*Problem to solve:* Write out all of the data exactly as it appears.
## BEGIN Extracted records
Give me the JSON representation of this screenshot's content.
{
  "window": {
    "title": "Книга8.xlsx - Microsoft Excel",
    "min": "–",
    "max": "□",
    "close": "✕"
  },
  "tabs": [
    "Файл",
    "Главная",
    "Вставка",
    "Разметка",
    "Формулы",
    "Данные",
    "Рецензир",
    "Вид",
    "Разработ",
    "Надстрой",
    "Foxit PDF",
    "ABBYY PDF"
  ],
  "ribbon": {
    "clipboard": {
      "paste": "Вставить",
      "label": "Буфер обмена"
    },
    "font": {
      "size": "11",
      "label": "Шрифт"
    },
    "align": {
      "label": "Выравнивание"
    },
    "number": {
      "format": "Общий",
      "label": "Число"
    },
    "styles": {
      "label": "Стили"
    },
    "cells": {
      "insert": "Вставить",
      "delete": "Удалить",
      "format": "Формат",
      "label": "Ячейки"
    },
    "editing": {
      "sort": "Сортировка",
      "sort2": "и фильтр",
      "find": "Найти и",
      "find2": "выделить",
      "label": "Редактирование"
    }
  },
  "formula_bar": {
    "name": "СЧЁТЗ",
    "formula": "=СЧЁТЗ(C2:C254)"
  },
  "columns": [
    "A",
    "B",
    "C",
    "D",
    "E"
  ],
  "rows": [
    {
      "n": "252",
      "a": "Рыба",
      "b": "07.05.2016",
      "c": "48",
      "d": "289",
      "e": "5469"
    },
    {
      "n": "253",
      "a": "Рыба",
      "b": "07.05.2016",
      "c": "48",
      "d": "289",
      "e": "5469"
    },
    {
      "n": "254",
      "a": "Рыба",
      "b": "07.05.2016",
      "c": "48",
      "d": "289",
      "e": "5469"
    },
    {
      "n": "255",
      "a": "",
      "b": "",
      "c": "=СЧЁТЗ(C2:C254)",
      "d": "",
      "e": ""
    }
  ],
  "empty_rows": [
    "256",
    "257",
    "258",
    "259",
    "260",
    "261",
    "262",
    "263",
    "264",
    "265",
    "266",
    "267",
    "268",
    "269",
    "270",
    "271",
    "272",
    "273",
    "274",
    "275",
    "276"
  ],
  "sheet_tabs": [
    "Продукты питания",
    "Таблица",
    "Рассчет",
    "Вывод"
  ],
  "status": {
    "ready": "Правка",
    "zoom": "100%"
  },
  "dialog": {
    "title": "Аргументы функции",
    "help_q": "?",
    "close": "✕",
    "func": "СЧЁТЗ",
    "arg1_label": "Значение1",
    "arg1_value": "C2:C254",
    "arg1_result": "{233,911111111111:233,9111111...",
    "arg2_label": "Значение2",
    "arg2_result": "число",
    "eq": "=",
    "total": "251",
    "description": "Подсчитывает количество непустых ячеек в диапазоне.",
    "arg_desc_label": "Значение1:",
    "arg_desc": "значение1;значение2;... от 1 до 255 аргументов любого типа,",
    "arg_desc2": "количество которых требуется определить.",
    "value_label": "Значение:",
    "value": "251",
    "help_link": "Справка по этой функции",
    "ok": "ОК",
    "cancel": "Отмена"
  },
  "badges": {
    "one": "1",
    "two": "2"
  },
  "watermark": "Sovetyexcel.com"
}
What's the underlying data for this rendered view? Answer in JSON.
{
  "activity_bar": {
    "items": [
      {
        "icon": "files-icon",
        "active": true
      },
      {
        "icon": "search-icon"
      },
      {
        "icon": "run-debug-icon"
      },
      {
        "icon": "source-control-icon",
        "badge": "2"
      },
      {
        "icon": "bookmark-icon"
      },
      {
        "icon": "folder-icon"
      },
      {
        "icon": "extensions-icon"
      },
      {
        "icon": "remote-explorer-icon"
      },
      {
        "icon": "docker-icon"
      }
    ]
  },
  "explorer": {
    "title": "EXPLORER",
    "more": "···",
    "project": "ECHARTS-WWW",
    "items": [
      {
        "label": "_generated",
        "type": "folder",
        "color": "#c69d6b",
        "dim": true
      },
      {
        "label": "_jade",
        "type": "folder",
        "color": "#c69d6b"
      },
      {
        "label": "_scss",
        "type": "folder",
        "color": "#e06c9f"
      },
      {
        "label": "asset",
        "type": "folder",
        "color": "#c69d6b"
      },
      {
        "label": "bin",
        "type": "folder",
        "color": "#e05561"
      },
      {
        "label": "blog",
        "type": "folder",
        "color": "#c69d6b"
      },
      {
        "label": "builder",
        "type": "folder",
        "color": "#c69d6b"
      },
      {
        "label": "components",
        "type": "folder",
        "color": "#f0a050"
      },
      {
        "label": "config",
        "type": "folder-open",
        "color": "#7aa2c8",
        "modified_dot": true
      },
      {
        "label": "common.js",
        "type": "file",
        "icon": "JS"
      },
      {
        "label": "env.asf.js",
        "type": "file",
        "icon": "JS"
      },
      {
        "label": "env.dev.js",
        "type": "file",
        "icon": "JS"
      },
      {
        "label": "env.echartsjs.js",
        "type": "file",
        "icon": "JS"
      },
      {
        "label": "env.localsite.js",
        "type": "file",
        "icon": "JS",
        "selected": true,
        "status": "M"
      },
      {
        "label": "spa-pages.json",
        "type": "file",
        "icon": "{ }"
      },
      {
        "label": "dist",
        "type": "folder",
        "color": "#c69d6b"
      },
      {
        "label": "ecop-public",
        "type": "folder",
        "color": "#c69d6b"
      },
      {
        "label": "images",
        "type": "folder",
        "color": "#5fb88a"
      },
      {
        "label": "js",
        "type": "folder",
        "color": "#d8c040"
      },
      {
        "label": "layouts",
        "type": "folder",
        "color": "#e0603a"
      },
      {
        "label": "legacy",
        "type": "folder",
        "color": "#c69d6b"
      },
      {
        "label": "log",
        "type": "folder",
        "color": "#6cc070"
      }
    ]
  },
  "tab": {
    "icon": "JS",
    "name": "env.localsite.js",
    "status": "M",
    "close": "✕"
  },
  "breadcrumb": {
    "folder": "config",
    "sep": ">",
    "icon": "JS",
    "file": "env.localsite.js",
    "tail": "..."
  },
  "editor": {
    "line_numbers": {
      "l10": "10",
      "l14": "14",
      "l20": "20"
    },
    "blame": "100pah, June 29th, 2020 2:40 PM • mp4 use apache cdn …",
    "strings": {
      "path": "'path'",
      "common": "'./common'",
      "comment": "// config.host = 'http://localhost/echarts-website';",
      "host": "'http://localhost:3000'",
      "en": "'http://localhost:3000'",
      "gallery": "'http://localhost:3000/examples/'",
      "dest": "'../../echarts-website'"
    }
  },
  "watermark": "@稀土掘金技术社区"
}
## END Extracted records
*Output:*
Give me the JSON representation of this screenshot's content.
{
  "window": {
    "title": "Книга8.xlsx - Microsoft Excel",
    "min": "–",
    "max": "□",
    "close": "✕"
  },
  "tabs": [
    "Файл",
    "Главная",
    "Вставка",
    "Разметка",
    "Формулы",
    "Данные",
    "Рецензир",
    "Вид",
    "Разработ",
    "Надстрой",
    "Foxit PDF",
    "ABBYY PDF"
  ],
  "ribbon": {
    "clipboard": {
      "paste": "Вставить",
      "label": "Буфер обмена"
    },
    "font": {
      "size": "11",
      "label": "Шрифт"
    },
    "align": {
      "label": "Выравнивание"
    },
    "number": {
      "format": "Общий",
      "label": "Число"
    },
    "styles": {
      "label": "Стили"
    },
    "cells": {
      "insert": "Вставить",
      "delete": "Удалить",
      "format": "Формат",
      "label": "Ячейки"
    },
    "editing": {
      "sort": "Сортировка",
      "sort2": "и фильтр",
      "find": "Найти и",
      "find2": "выделить",
      "label": "Редактирование"
    }
  },
  "formula_bar": {
    "name": "СЧЁТЗ",
    "formula": "=СЧЁТЗ(C2:C254)"
  },
  "columns": [
    "A",
    "B",
    "C",
    "D",
    "E"
  ],
  "rows": [
    {
      "n": "252",
      "a": "Рыба",
      "b": "07.05.2016",
      "c": "48",
      "d": "289",
      "e": "5469"
    },
    {
      "n": "253",
      "a": "Рыба",
      "b": "07.05.2016",
      "c": "48",
      "d": "289",
      "e": "5469"
    },
    {
      "n": "254",
      "a": "Рыба",
      "b": "07.05.2016",
      "c": "48",
      "d": "289",
      "e": "5469"
    },
    {
      "n": "255",
      "a": "",
      "b": "",
      "c": "=СЧЁТЗ(C2:C254)",
      "d": "",
      "e": ""
    }
  ],
  "empty_rows": [
    "256",
    "257",
    "258",
    "259",
    "260",
    "261",
    "262",
    "263",
    "264",
    "265",
    "266",
    "267",
    "268",
    "269",
    "270",
    "271",
    "272",
    "273",
    "274",
    "275",
    "276"
  ],
  "sheet_tabs": [
    "Продукты питания",
    "Таблица",
    "Рассчет",
    "Вывод"
  ],
  "status": {
    "ready": "Правка",
    "zoom": "100%"
  },
  "dialog": {
    "title": "Аргументы функции",
    "help_q": "?",
    "close": "✕",
    "func": "СЧЁТЗ",
    "arg1_label": "Значение1",
    "arg1_value": "C2:C254",
    "arg1_result": "{233,911111111111:233,9111111...",
    "arg2_label": "Значение2",
    "arg2_result": "число",
    "eq": "=",
    "total": "251",
    "description": "Подсчитывает количество непустых ячеек в диапазоне.",
    "arg_desc_label": "Значение1:",
    "arg_desc": "значение1;значение2;... от 1 до 255 аргументов любого типа,",
    "arg_desc2": "количество которых требуется определить.",
    "value_label": "Значение:",
    "value": "251",
    "help_link": "Справка по этой функции",
    "ok": "ОК",
    "cancel": "Отмена"
  },
  "badges": {
    "one": "1",
    "two": "2"
  },
  "watermark": "Sovetyexcel.com"
}
What's the underlying data for this rendered view? Answer in JSON.
{
  "activity_bar": {
    "items": [
      {
        "icon": "files-icon",
        "active": true
      },
      {
        "icon": "search-icon"
      },
      {
        "icon": "run-debug-icon"
      },
      {
        "icon": "source-control-icon",
        "badge": "2"
      },
      {
        "icon": "bookmark-icon"
      },
      {
        "icon": "folder-icon"
      },
      {
        "icon": "extensions-icon"
      },
      {
        "icon": "remote-explorer-icon"
      },
      {
        "icon": "docker-icon"
      }
    ]
  },
  "explorer": {
    "title": "EXPLORER",
    "more": "···",
    "project": "ECHARTS-WWW",
    "items": [
      {
        "label": "_generated",
        "type": "folder",
        "color": "#c69d6b",
        "dim": true
      },
      {
        "label": "_jade",
        "type": "folder",
        "color": "#c69d6b"
      },
      {
        "label": "_scss",
        "type": "folder",
        "color": "#e06c9f"
      },
      {
        "label": "asset",
        "type": "folder",
        "color": "#c69d6b"
      },
      {
        "label": "bin",
        "type": "folder",
        "color": "#e05561"
      },
      {
        "label": "blog",
        "type": "folder",
        "color": "#c69d6b"
      },
      {
        "label": "builder",
        "type": "folder",
        "color": "#c69d6b"
      },
      {
        "label": "components",
        "type": "folder",
        "color": "#f0a050"
      },
      {
        "label": "config",
        "type": "folder-open",
        "color": "#7aa2c8",
        "modified_dot": true
      },
      {
        "label": "common.js",
        "type": "file",
        "icon": "JS"
      },
      {
        "label": "env.asf.js",
        "type": "file",
        "icon": "JS"
      },
      {
        "label": "env.dev.js",
        "type": "file",
        "icon": "JS"
      },
      {
        "label": "env.echartsjs.js",
        "type": "file",
        "icon": "JS"
      },
      {
        "label": "env.localsite.js",
        "type": "file",
        "icon": "JS",
        "selected": true,
        "status": "M"
      },
      {
        "label": "spa-pages.json",
        "type": "file",
        "icon": "{ }"
      },
      {
        "label": "dist",
        "type": "folder",
        "color": "#c69d6b"
      },
      {
        "label": "ecop-public",
        "type": "folder",
        "color": "#c69d6b"
      },
      {
        "label": "images",
        "type": "folder",
        "color": "#5fb88a"
      },
      {
        "label": "js",
        "type": "folder",
        "color": "#d8c040"
      },
      {
        "label": "layouts",
        "type": "folder",
        "color": "#e0603a"
      },
      {
        "label": "legacy",
        "type": "folder",
        "color": "#c69d6b"
      },
      {
        "label": "log",
        "type": "folder",
        "color": "#6cc070"
      }
    ]
  },
  "tab": {
    "icon": "JS",
    "name": "env.localsite.js",
    "status": "M",
    "close": "✕"
  },
  "breadcrumb": {
    "folder": "config",
    "sep": ">",
    "icon": "JS",
    "file": "env.localsite.js",
    "tail": "..."
  },
  "editor": {
    "line_numbers": {
      "l10": "10",
      "l14": "14",
      "l20": "20"
    },
    "blame": "100pah, June 29th, 2020 2:40 PM • mp4 use apache cdn …",
    "strings": {
      "path": "'path'",
      "common": "'./common'",
      "comment": "// config.host = 'http://localhost/echarts-website';",
      "host": "'http://localhost:3000'",
      "en": "'http://localhost:3000'",
      "gallery": "'http://localhost:3000/examples/'",
      "dest": "'../../echarts-website'"
    }
  },
  "watermark": "@稀土掘金技术社区"
}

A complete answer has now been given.